__Goal__.
Copy out the entries below in full and exactly.

__Source material__.
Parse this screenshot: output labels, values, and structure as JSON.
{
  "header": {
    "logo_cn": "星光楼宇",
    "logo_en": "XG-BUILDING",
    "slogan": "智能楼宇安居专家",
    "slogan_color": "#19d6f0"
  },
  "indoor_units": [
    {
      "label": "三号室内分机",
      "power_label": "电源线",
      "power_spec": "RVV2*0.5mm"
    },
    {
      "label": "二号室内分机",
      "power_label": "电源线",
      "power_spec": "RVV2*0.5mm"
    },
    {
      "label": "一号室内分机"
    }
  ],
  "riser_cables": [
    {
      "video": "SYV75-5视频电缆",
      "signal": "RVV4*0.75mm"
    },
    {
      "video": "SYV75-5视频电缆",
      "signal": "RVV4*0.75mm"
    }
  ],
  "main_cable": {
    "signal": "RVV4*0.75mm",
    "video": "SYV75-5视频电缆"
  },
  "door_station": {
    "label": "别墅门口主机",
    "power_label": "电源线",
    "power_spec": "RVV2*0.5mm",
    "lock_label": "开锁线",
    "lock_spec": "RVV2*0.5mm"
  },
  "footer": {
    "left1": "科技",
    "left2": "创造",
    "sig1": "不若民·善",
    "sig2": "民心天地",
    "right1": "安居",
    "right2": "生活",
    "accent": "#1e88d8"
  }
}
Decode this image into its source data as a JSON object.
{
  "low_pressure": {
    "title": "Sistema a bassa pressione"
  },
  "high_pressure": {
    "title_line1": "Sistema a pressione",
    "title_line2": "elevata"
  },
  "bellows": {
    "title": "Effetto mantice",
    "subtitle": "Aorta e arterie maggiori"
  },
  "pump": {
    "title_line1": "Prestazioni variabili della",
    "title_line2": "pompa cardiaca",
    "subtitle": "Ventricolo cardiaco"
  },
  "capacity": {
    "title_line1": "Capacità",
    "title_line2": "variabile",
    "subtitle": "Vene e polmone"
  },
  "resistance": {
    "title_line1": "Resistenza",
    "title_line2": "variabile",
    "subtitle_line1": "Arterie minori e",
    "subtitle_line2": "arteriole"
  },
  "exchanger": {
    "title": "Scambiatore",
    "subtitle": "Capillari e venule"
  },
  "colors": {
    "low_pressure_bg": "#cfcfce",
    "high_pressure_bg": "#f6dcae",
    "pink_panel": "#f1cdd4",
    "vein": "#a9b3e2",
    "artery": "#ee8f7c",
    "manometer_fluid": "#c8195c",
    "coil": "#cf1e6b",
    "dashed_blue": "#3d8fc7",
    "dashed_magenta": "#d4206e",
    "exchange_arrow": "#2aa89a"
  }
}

__Solution to this task__.
Parse this screenshot: output labels, values, and structure as JSON.
{
  "header": {
    "logo_cn": "星光楼宇",
    "logo_en": "XG-BUILDING",
    "slogan": "智能楼宇安居专家",
    "slogan_color": "#19d6f0"
  },
  "indoor_units": [
    {
      "label": "三号室内分机",
      "power_label": "电源线",
      "power_spec": "RVV2*0.5mm"
    },
    {
      "label": "二号室内分机",
      "power_label": "电源线",
      "power_spec": "RVV2*0.5mm"
    },
    {
      "label": "一号室内分机"
    }
  ],
  "riser_cables": [
    {
      "video": "SYV75-5视频电缆",
      "signal": "RVV4*0.75mm"
    },
    {
      "video": "SYV75-5视频电缆",
      "signal": "RVV4*0.75mm"
    }
  ],
  "main_cable": {
    "signal": "RVV4*0.75mm",
    "video": "SYV75-5视频电缆"
  },
  "door_station": {
    "label": "别墅门口主机",
    "power_label": "电源线",
    "power_spec": "RVV2*0.5mm",
    "lock_label": "开锁线",
    "lock_spec": "RVV2*0.5mm"
  },
  "footer": {
    "left1": "科技",
    "left2": "创造",
    "sig1": "不若民·善",
    "sig2": "民心天地",
    "right1": "安居",
    "right2": "生活",
    "accent": "#1e88d8"
  }
}
Decode this image into its source data as a JSON object.
{
  "low_pressure": {
    "title": "Sistema a bassa pressione"
  },
  "high_pressure": {
    "title_line1": "Sistema a pressione",
    "title_line2": "elevata"
  },
  "bellows": {
    "title": "Effetto mantice",
    "subtitle": "Aorta e arterie maggiori"
  },
  "pump": {
    "title_line1": "Prestazioni variabili della",
    "title_line2": "pompa cardiaca",
    "subtitle": "Ventricolo cardiaco"
  },
  "capacity": {
    "title_line1": "Capacità",
    "title_line2": "variabile",
    "subtitle": "Vene e polmone"
  },
  "resistance": {
    "title_line1": "Resistenza",
    "title_line2": "variabile",
    "subtitle_line1": "Arterie minori e",
    "subtitle_line2": "arteriole"
  },
  "exchanger": {
    "title": "Scambiatore",
    "subtitle": "Capillari e venule"
  },
  "colors": {
    "low_pressure_bg": "#cfcfce",
    "high_pressure_bg": "#f6dcae",
    "pink_panel": "#f1cdd4",
    "vein": "#a9b3e2",
    "artery": "#ee8f7c",
    "manometer_fluid": "#c8195c",
    "coil": "#cf1e6b",
    "dashed_blue": "#3d8fc7",
    "dashed_magenta": "#d4206e",
    "exchange_arrow": "#2aa89a"
  }
}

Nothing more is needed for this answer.